ENTRIES PROVIDED:

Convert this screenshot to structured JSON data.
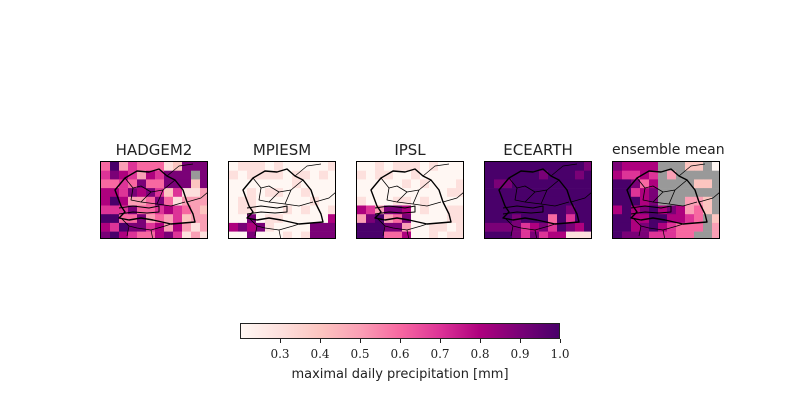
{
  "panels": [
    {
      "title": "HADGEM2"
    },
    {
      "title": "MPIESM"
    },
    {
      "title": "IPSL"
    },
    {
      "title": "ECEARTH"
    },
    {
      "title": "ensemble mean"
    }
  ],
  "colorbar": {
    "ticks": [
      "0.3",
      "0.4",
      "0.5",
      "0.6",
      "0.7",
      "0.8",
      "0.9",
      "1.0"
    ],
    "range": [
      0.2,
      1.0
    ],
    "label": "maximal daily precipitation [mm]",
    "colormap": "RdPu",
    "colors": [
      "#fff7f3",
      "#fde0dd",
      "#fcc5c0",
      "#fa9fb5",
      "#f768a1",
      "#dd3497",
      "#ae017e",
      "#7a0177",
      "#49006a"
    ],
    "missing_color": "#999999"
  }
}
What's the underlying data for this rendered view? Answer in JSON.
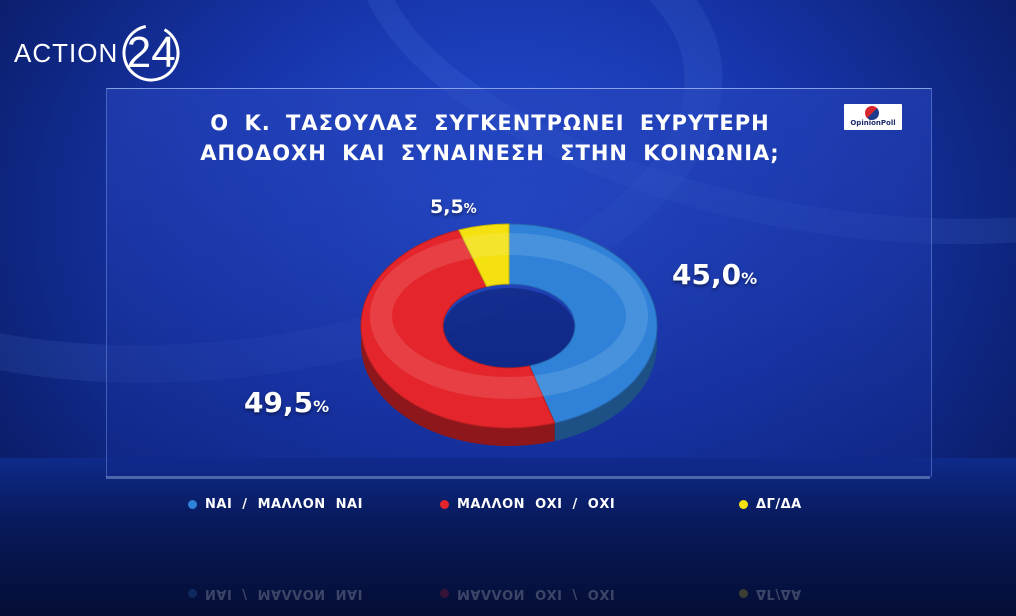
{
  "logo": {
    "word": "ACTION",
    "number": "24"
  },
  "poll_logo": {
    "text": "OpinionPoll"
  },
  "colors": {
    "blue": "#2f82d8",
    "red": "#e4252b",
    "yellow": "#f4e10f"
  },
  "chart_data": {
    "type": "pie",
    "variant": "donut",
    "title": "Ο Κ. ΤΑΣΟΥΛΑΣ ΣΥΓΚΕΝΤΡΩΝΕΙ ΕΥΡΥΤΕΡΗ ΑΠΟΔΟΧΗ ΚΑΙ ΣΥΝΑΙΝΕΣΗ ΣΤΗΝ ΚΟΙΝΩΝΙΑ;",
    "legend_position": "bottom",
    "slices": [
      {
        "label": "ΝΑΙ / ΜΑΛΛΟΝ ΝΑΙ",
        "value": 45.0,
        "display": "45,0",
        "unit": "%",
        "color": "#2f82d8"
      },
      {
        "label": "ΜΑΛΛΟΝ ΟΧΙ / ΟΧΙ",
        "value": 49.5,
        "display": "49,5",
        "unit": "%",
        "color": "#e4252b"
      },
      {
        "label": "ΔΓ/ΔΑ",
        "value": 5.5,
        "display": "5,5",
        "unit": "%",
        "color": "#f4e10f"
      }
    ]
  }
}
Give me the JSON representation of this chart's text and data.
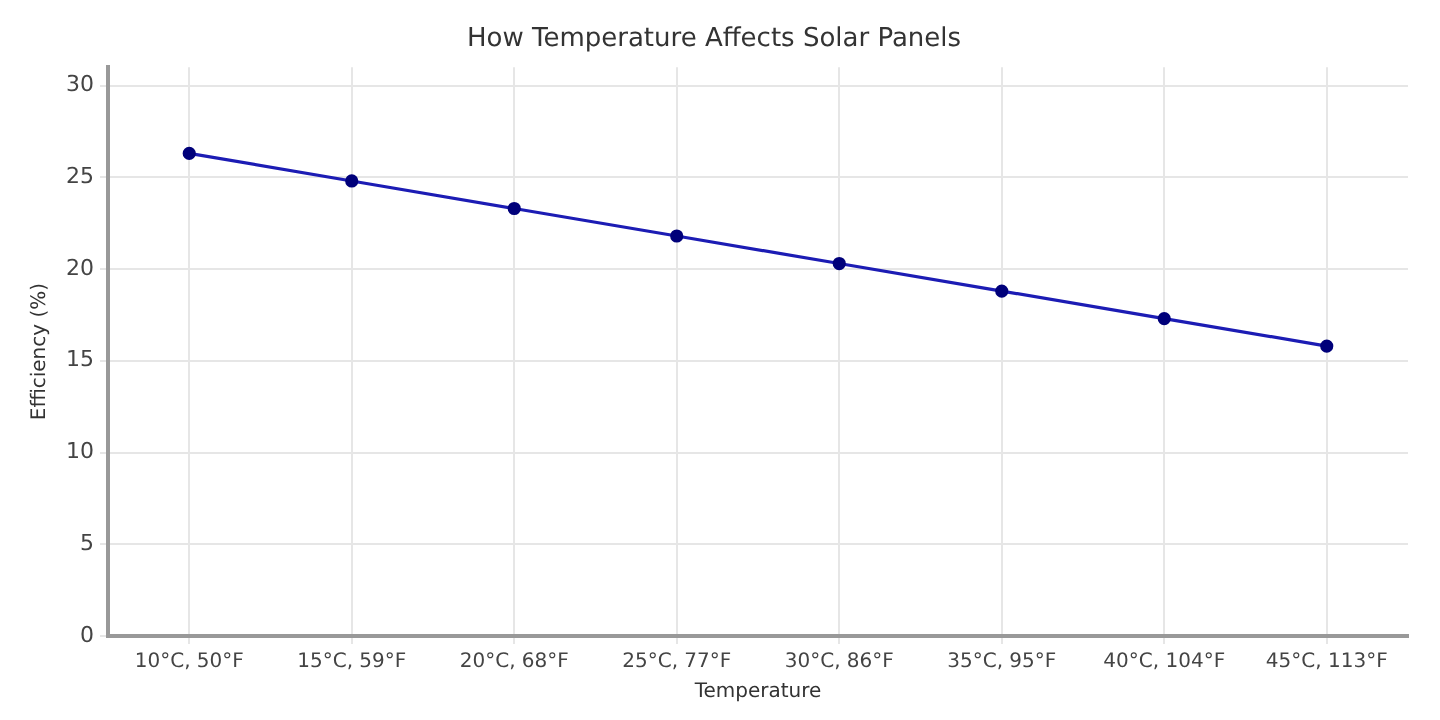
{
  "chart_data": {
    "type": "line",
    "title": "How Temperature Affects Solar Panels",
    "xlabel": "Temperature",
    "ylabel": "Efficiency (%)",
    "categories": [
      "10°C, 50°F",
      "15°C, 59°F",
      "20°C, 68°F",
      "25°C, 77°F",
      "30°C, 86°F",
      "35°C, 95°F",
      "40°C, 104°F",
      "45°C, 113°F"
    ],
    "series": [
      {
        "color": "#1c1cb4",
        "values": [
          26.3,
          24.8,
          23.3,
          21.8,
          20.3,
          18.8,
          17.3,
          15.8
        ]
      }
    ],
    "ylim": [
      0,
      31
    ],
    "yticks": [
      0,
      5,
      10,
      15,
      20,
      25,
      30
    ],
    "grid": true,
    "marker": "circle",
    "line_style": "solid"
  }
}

WHAT TO PRODUCE: Your task is to report how many lines of the material include the string "text". Give the number and no other words.

SOLUTION FOR THIS PROBLEM: 2